##### PAGE TEXT

For , starting from a transformer fleet of 70 transformers, Figure 1 below gives an immediate picture of where most of the transformers are. The key transformers are the higher rated Generator Step-Up (GSU) and Station transformers. 

Figure 1

















Age Profile
Transformers no matter how well they run have a limited design life. Establish an age profile of the transformer fleet. Record the year of manufacture and take this as the reference age. Calculate the present age of the transformers and plot on a graph to give a quick picture of the age profile for the current transformer fleet.
Figure 2 















Profile the Transformer Importance
It is very important to establish what percentage of the transformer fleet are critical transformers and the impact of these transformers. Establish how many of the same type of transformers are available and number of spares. Of importance is the MVA rating, low and high voltage levels and percentage impedance. Focus must be given to the high impact transformers. For Power Utilities, these are usually GSU and station transformers and to some extent unit transformers. 


The basic approach to condition based assessment is to use the oil as the primary indicator of the internal condition of the transformer. Condition based assessment allows the transformer engineer to identify what is happening inside the transformer without the risk of going into the transformer. Insulation life is a function of thermal ageing of the system. It is reasonable to expect that the transformer insulation systems will last the expected 30-40 years at full load if the system is maintained in a good condition. Failure or end of life occurs as the result of a variety of mechanisms including poor oil preservation systems. Thus, it is necessary to examine the causes of deterioration of the paper and oil properties. This is based on dissolved gas analysis (DGA) and electrical testing.

Young identified the following as being some of the monitoring offered by the industry; winding and oil temperatures, internal partial discharge, oil moisture content, on-line DGA, tap changer monitoring, oil and air flow, external hotspots by infra red photography, pump and fan motor bearing wear [1].

Ranking the transformer according to health criteria would assist in refining the focus transformers. Transformer ageing is caused primarily from three effects. These are hydrolysis, pyrolysis and oxidation [2, 3]. It follows from here that the levels of moisture, temperature and oxygen must be controlled to within limits.

Studies on Furan compounds have provided some correlation to the degree of polymerisation and the mechanical strength of the paper insulation [4-6]. Due to paper insulation having a direct correlation to the life of a transformer, Furan results could give a rough idea of the condition of the paper without having to get a paper sample. This crude method can be used as a high level guide on the paper insulation ageing of the transformer. This method is however limited by the replacement or processing of the oil.

On can establish a rating system based on the DGA, condition of the oil and Furan levels. Dissolved gas analysis has been extensively utilised for incipient fault detection by the following methods; key gas analysis [7], the Dornenburg [8], Duval [9, 10],Rogers [11] gas ratio method and those highlighted in the ANSI/IEEE standard [12]. Use limits specific for similar transformers as each transformer would exhibit different gassing profiles according to design and materials used. The limits can be based on hydrocarbon gas limits and furan levels.
The total number of short-circuit and voltage surge events also contribute to the health of the transformer. Although a transformer might have been designed and tested to withstand mechanical stress resulting from external faults, the latter must nevertheless be considered as an ageing factor. The clamping force of many transformers is reduced over time due to the shrinking of insulating material. Historical data of incidents are very important and every time an incident occurs these must be recorded and the assessment of the transformer revisited.

##########

→ **SET EXERCISE 1**: Please transcribe the rows, from the start of the rows through the line that contains "984, 724, 1128]".
The transformer article and the rows are unrelated material.

##### INFORMATION GIVEN

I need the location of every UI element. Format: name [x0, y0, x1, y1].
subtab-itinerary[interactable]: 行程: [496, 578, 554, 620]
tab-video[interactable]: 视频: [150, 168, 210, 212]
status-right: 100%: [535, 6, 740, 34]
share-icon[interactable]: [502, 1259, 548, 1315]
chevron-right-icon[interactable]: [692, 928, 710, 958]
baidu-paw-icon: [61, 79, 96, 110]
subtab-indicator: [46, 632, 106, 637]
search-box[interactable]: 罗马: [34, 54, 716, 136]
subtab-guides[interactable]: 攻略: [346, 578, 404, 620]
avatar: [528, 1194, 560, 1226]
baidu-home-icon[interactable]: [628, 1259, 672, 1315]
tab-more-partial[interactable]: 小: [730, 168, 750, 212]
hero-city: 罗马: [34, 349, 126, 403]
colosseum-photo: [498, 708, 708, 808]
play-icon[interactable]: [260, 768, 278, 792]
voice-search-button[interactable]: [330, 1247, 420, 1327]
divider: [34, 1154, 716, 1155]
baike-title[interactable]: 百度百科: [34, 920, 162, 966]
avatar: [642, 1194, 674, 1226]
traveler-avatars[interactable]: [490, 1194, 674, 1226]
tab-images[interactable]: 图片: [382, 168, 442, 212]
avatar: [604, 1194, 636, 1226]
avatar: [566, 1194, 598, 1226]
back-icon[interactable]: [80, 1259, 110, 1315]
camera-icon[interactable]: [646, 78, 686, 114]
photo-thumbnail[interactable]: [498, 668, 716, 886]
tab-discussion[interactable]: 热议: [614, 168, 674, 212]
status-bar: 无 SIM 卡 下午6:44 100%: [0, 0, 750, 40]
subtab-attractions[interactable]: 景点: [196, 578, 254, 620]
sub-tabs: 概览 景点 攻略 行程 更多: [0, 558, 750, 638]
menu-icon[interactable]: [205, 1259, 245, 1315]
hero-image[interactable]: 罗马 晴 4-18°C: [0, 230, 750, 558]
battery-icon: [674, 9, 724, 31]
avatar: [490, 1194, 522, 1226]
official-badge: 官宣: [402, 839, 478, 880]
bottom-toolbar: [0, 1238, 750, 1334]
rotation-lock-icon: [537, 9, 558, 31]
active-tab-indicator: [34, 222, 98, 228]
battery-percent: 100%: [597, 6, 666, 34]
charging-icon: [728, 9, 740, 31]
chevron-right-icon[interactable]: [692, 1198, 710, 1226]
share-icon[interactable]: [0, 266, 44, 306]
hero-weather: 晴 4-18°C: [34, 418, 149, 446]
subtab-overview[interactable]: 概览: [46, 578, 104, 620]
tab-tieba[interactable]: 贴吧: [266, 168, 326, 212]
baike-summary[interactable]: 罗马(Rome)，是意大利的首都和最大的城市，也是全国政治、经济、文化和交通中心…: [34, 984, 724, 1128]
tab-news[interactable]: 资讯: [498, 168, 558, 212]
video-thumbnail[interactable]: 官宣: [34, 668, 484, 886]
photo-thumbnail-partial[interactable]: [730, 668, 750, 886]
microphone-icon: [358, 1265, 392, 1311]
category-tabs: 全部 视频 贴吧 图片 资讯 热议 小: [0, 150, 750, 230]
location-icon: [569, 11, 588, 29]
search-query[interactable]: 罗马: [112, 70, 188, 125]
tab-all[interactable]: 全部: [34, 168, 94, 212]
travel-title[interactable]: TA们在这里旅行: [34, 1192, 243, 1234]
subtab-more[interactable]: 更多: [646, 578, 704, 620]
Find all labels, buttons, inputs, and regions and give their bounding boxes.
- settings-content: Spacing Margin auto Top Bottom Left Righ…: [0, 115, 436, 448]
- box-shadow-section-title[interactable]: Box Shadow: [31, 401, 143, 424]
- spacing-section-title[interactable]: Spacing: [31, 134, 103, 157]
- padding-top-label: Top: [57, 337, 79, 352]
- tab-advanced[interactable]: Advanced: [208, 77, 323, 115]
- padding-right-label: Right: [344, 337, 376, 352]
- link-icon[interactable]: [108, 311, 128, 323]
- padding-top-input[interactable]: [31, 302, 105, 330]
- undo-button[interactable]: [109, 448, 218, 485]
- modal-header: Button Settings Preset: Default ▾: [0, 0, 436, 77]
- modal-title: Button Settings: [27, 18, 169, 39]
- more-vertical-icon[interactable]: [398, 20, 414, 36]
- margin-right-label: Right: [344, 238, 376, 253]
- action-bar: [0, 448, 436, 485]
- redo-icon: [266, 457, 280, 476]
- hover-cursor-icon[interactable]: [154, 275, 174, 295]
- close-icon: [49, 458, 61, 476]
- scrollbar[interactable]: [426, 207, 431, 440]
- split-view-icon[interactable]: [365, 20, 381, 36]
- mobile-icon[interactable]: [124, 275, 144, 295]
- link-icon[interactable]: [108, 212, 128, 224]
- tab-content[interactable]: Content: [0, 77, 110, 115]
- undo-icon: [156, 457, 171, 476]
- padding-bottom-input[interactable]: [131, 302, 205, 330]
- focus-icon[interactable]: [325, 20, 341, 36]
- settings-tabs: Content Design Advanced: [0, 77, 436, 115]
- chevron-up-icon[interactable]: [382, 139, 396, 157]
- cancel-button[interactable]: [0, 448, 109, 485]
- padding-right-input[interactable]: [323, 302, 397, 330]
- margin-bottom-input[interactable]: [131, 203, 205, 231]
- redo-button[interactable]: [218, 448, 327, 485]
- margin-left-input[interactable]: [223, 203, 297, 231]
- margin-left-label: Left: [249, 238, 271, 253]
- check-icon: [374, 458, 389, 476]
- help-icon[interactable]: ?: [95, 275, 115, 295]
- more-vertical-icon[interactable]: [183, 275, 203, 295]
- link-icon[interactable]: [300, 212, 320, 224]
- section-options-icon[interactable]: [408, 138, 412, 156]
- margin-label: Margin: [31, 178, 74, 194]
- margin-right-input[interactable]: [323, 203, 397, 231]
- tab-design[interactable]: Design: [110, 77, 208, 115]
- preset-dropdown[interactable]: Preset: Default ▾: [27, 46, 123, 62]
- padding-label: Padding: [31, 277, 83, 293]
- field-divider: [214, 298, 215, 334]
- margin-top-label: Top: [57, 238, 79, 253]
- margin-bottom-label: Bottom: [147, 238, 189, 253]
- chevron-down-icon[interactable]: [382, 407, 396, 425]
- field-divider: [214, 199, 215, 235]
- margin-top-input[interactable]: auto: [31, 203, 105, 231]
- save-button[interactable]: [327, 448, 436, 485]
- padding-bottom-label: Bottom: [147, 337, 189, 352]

##########

→ **SET EXERCISE 2**:
Answer these from the transformer article:
(a) What three effects primarily cause transformer ageing?
(b) How long can transformer insulation systems be expected to last at full load if kept in good condition?
(c) How many transformers are in the fleet used as the starting example?

→ **FINAL RESULT 1**:
I need the location of every UI element. Format: name [x0, y0, x1, y1].
subtab-itinerary[interactable]: 行程: [496, 578, 554, 620]
tab-video[interactable]: 视频: [150, 168, 210, 212]
status-right: 100%: [535, 6, 740, 34]
share-icon[interactable]: [502, 1259, 548, 1315]
chevron-right-icon[interactable]: [692, 928, 710, 958]
baidu-paw-icon: [61, 79, 96, 110]
subtab-indicator: [46, 632, 106, 637]
search-box[interactable]: 罗马: [34, 54, 716, 136]
subtab-guides[interactable]: 攻略: [346, 578, 404, 620]
avatar: [528, 1194, 560, 1226]
baidu-home-icon[interactable]: [628, 1259, 672, 1315]
tab-more-partial[interactable]: 小: [730, 168, 750, 212]
hero-city: 罗马: [34, 349, 126, 403]
colosseum-photo: [498, 708, 708, 808]
play-icon[interactable]: [260, 768, 278, 792]
voice-search-button[interactable]: [330, 1247, 420, 1327]
divider: [34, 1154, 716, 1155]
baike-title[interactable]: 百度百科: [34, 920, 162, 966]
avatar: [642, 1194, 674, 1226]
traveler-avatars[interactable]: [490, 1194, 674, 1226]
tab-images[interactable]: 图片: [382, 168, 442, 212]
avatar: [604, 1194, 636, 1226]
avatar: [566, 1194, 598, 1226]
back-icon[interactable]: [80, 1259, 110, 1315]
camera-icon[interactable]: [646, 78, 686, 114]
photo-thumbnail[interactable]: [498, 668, 716, 886]
tab-discussion[interactable]: 热议: [614, 168, 674, 212]
status-bar: 无 SIM 卡 下午6:44 100%: [0, 0, 750, 40]
subtab-attractions[interactable]: 景点: [196, 578, 254, 620]
sub-tabs: 概览 景点 攻略 行程 更多: [0, 558, 750, 638]
menu-icon[interactable]: [205, 1259, 245, 1315]
hero-image[interactable]: 罗马 晴 4-18°C: [0, 230, 750, 558]
battery-icon: [674, 9, 724, 31]
avatar: [490, 1194, 522, 1226]
official-badge: 官宣: [402, 839, 478, 880]
bottom-toolbar: [0, 1238, 750, 1334]
rotation-lock-icon: [537, 9, 558, 31]
active-tab-indicator: [34, 222, 98, 228]
battery-percent: 100%: [597, 6, 666, 34]
charging-icon: [728, 9, 740, 31]
chevron-right-icon[interactable]: [692, 1198, 710, 1226]
share-icon[interactable]: [0, 266, 44, 306]
hero-weather: 晴 4-18°C: [34, 418, 149, 446]
subtab-overview[interactable]: 概览: [46, 578, 104, 620]
tab-tieba[interactable]: 贴吧: [266, 168, 326, 212]
baike-summary[interactable]: 罗马(Rome)，是意大利的首都和最大的城市，也是全国政治、经济、文化和交通中心…: [34, 984, 724, 1128]

→ **FINAL RESULT 2**:
(a) Hydrolysis, pyrolysis and oxidation.
(b) 30-40 years.
(c) 70.